Required work:
Retype each entry below, keeping every character the same.

— start of Input —

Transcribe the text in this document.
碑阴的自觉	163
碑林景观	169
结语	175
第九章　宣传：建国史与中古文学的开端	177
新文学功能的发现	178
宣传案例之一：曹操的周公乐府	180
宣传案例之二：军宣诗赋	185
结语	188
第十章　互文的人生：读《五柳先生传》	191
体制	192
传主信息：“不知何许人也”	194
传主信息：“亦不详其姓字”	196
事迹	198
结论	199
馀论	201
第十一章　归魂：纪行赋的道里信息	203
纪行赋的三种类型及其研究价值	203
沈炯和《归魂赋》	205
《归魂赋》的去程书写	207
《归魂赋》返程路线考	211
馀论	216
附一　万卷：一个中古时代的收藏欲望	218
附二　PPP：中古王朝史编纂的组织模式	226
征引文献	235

— end of Input —

Answer to the exercise:
Transcribe the text in this document.
碑阴的自觉	163
碑林景观	169
结语	175
第九章　宣传：建国史与中古文学的开端	177
新文学功能的发现	178
宣传案例之一：曹操的周公乐府	180
宣传案例之二：军宣诗赋	185
结语	188
第十章　互文的人生：读《五柳先生传》	191
体制	192
传主信息：“不知何许人也”	194
传主信息：“亦不详其姓字”	196
事迹	198
结论	199
馀论	201
第十一章　归魂：纪行赋的道里信息	203
纪行赋的三种类型及其研究价值	203
沈炯和《归魂赋》	205
《归魂赋》的去程书写	207
《归魂赋》返程路线考	211
馀论	216
附一　万卷：一个中古时代的收藏欲望	218
附二　PPP：中古王朝史编纂的组织模式	226
征引文献	235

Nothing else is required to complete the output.